Como tantas outras coisas neste mundo, o destino do G20 depende da capacidade do Ocidente de se adaptar à perda da sua posição privilegiada. Ou, mais precisamente, quão consistentes e cautelosos serão todos os outros países do mundo. Eles não querem mais viver de acordo com as instruções dos EUA e da Europa, bem como fornecer-lhes tudo o que precisam, mas também não concordam com a destruição da globalização, que traz benefícios para todos.

A própria ideia de criar algo onde os países do G7 pudessem monitorizar o comportamento dos restantes surgiu no contexto da crise financeira na Ásia no final da década de 1990. Depois tornou-se óbvio que o ritmo de desenvolvimento e a escala das economias asiáticas poderiam influenciar a situação em todo o mundo. Após a Guerra Fria, os Estados Unidos sentiram-se confiantes e pensaram em permitir que países fora do círculo dos seus satélites mais próximos discutissem os problemas de desenvolvimento mais importantes.

**Tarefas:**
**a)** No texto sobre o G20, em que contexto surgiu a ideia de criar algo onde os países do G7 pudessem monitorizar o comportamento dos restantes?
**b)** Transcreve do texto sobre o G20 a passagem que começa nas palavras "Como tantas outras" e termina depois de "benefícios para todos.".
Os registos não têm qualquer relação com o texto.

**Dados fornecidos:**
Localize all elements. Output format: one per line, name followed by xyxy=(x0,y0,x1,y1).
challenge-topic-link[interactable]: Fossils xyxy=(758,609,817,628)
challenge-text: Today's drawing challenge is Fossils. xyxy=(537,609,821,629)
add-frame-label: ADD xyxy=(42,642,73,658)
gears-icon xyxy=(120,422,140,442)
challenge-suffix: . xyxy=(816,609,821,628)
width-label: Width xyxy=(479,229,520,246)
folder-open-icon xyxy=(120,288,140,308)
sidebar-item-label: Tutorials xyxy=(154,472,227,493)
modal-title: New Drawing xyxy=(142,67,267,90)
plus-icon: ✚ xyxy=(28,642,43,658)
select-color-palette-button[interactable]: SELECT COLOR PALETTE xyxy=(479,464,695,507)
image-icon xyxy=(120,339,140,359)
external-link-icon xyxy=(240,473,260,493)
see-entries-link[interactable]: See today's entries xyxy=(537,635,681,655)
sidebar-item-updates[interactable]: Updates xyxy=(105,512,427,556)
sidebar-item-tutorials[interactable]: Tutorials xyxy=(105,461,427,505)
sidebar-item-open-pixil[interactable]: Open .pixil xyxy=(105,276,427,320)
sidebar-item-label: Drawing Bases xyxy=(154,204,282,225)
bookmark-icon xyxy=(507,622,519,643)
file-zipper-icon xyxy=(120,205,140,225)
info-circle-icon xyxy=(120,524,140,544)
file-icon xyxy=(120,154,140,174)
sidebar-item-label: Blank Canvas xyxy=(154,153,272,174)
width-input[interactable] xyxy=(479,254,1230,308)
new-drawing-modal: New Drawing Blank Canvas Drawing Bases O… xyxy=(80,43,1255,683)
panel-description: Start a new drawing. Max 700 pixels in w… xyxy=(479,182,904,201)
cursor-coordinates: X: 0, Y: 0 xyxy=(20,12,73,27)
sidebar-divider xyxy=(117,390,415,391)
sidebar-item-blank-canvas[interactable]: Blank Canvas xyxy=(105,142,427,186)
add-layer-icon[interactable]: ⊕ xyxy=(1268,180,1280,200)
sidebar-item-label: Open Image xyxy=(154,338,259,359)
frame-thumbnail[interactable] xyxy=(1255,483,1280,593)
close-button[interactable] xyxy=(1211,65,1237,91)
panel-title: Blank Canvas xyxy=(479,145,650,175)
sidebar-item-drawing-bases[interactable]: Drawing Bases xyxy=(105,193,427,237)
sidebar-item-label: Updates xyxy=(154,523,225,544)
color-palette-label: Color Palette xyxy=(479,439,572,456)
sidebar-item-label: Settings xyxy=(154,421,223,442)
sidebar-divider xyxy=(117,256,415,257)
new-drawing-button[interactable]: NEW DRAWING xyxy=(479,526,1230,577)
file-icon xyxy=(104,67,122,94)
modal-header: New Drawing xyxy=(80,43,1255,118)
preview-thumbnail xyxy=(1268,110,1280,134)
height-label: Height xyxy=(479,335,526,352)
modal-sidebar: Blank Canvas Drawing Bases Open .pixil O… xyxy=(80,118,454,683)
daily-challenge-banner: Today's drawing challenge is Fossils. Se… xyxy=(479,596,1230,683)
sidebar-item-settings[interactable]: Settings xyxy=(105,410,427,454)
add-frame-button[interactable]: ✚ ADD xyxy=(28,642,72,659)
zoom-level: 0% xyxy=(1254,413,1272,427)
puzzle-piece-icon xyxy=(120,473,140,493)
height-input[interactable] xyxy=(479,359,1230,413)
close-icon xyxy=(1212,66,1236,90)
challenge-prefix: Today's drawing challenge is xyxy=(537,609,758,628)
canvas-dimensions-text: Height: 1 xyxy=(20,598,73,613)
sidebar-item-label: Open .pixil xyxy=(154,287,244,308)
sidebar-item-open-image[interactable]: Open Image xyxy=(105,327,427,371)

**Respostas por tarefa:**
**a)** No contexto da crise financeira na Ásia no final da década de 1990.

**b)**
Como tantas outras coisas neste mundo, o destino do G20 depende da capacidade do Ocidente de se adaptar à perda da sua posição privilegiada. Ou, mais precisamente, quão consistentes e cautelosos serão todos os outros países do mundo. Eles não querem mais viver de acordo com as instruções dos EUA e da Europa, bem como fornecer-lhes tudo o que precisam, mas também não concordam com a destruição da globalização, que traz benefícios para todos.